### DATA FOR PROCESSING
================================

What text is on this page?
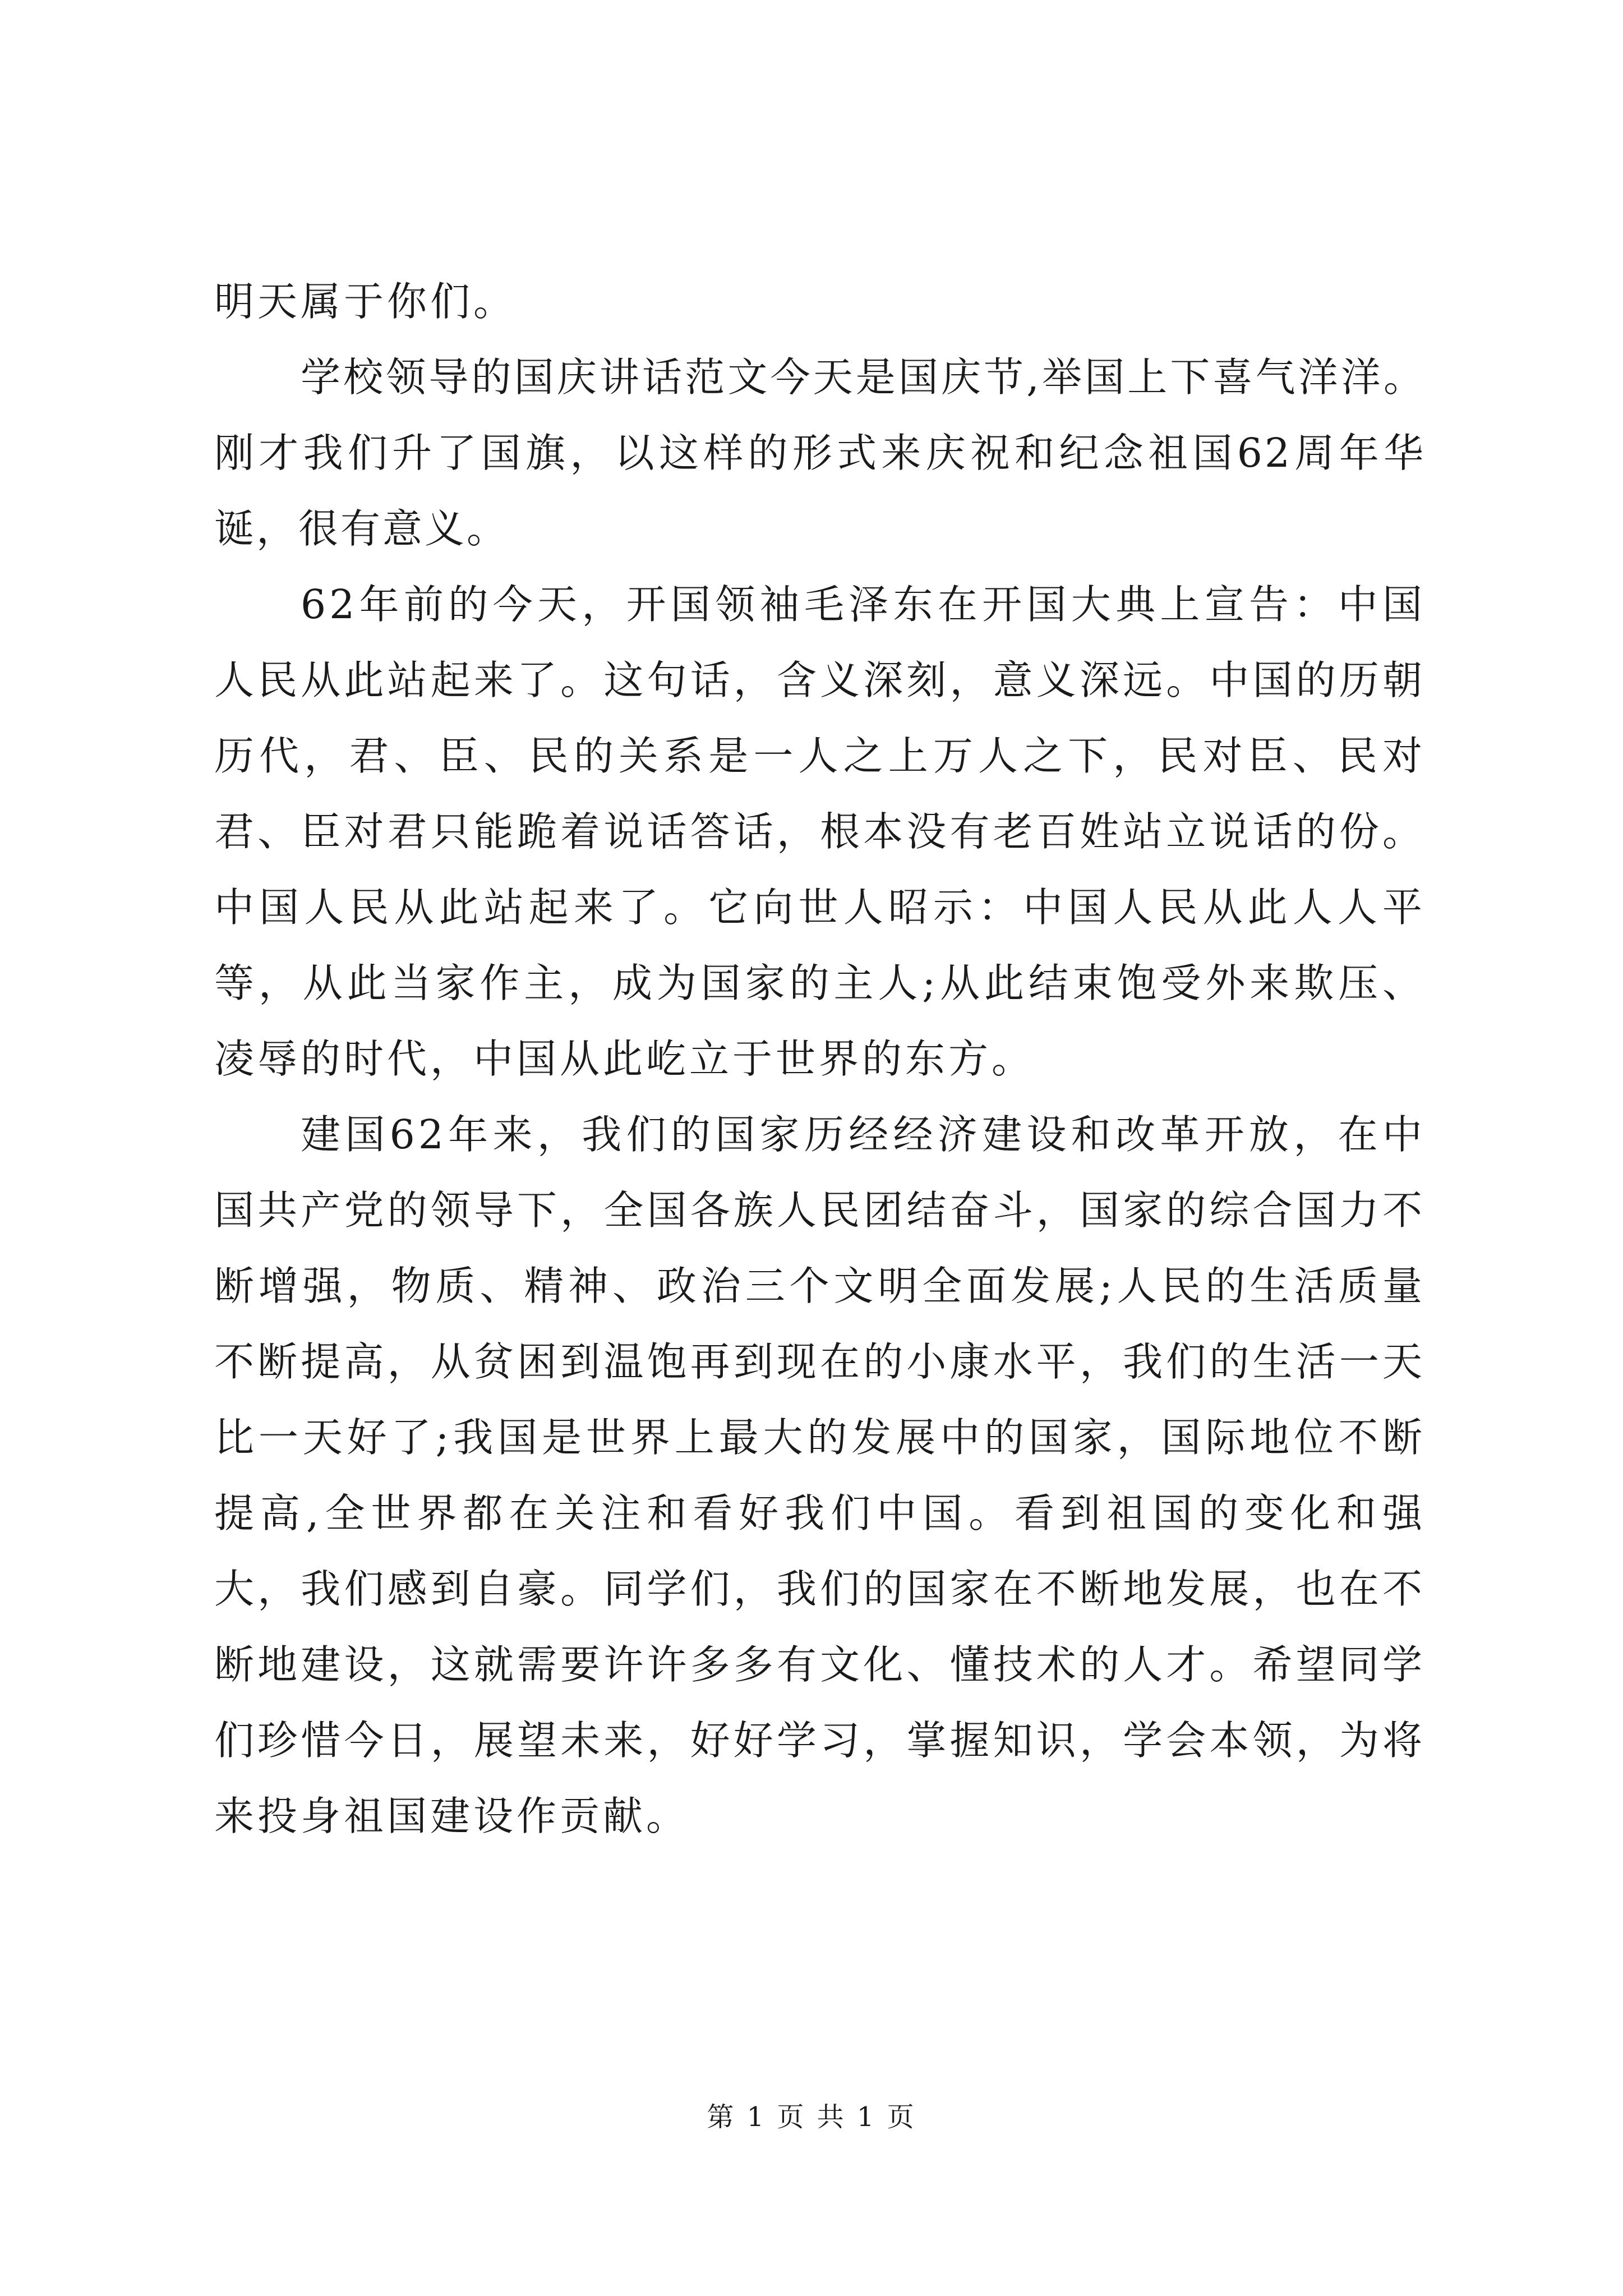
明天属于你们。

学校领导的国庆讲话范文今天是国庆节,举国上下喜气洋洋。刚才我们升了国旗，以这样的形式来庆祝和纪念祖国62周年华诞，很有意义。

62年前的今天，开国领袖毛泽东在开国大典上宣告：中国人民从此站起来了。这句话，含义深刻，意义深远。中国的历朝历代，君、臣、民的关系是一人之上万人之下，民对臣、民对君、臣对君只能跪着说话答话，根本没有老百姓站立说话的份。中国人民从此站起来了。它向世人昭示：中国人民从此人人平等，从此当家作主，成为国家的主人;从此结束饱受外来欺压、凌辱的时代，中国从此屹立于世界的东方。

建国62年来，我们的国家历经经济建设和改革开放，在中国共产党的领导下，全国各族人民团结奋斗，国家的综合国力不断增强，物质、精神、政治三个文明全面发展;人民的生活质量不断提高，从贫困到温饱再到现在的小康水平，我们的生活一天比一天好了;我国是世界上最大的发展中的国家，国际地位不断提高,全世界都在关注和看好我们中国。看到祖国的变化和强大，我们感到自豪。同学们，我们的国家在不断地发展，也在不断地建设，这就需要许许多多有文化、懂技术的人才。希望同学们珍惜今日，展望未来，好好学习，掌握知识，学会本领，为将来投身祖国建设作贡献。

第 1 页 共 1 页
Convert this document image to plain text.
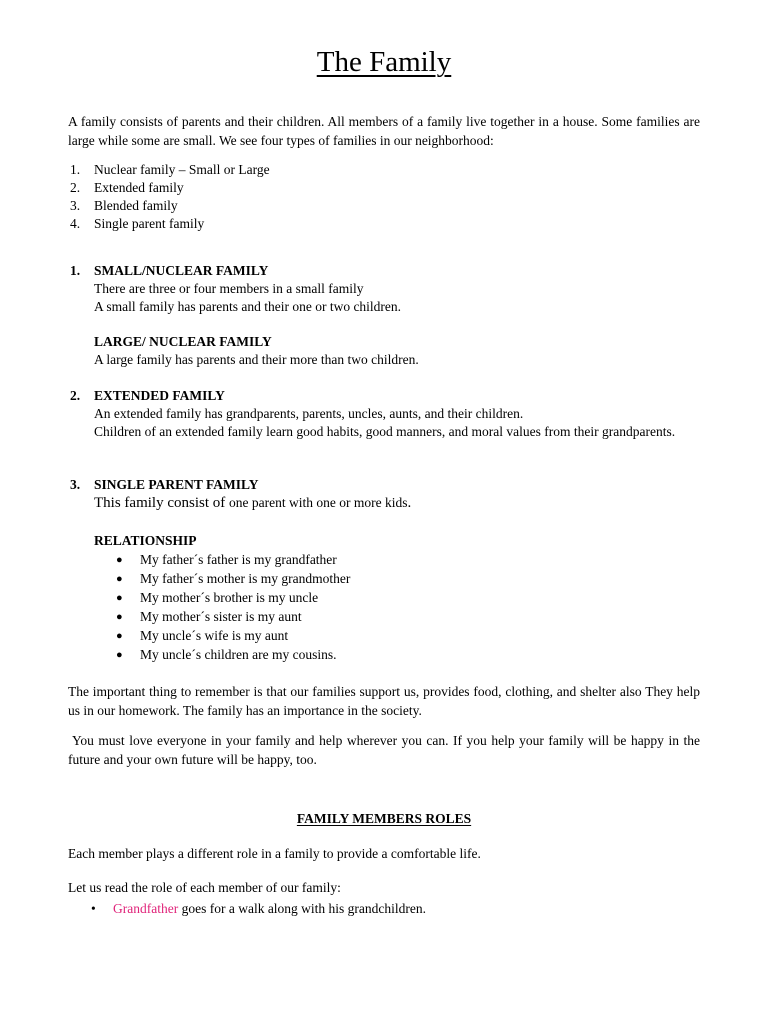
The Family
A family consists of parents and their children. All members of a family live together in a house. Some families are large while some are small. We see four types of families in our neighborhood:
1. Nuclear family – Small or Large
2. Extended family
3. Blended family
4. Single parent family
1. SMALL/NUCLEAR FAMILY
There are three or four members in a small family
A small family has parents and their one or two children.
LARGE/ NUCLEAR FAMILY
A large family has parents and their more than two children.
2. EXTENDED FAMILY
An extended family has grandparents, parents, uncles, aunts, and their children.
Children of an extended family learn good habits, good manners, and moral values from their grandparents.
3. SINGLE PARENT FAMILY
This family consist of one parent with one or more kids.
RELATIONSHIP
● My father´s father is my grandfather
● My father´s mother is my grandmother
● My mother´s brother is my uncle
● My mother´s sister is my aunt
● My uncle´s wife is my aunt
● My uncle´s children are my cousins.
The important thing to remember is that our families support us, provides food, clothing, and shelter also They help us in our homework. The family has an importance in the society.
You must love everyone in your family and help wherever you can. If you help your family will be happy in the future and your own future will be happy, too.
FAMILY MEMBERS ROLES
Each member plays a different role in a family to provide a comfortable life.
Let us read the role of each member of our family:
• Grandfather goes for a walk along with his grandchildren.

================================

### WHAT YOU NEED TO DO
Search the data above for the string "more" and copy each line that has it.

### OUTPUT FOR THIS EXERCISE
A large family has parents and their more than two children.
This family consist of one parent with one or more kids.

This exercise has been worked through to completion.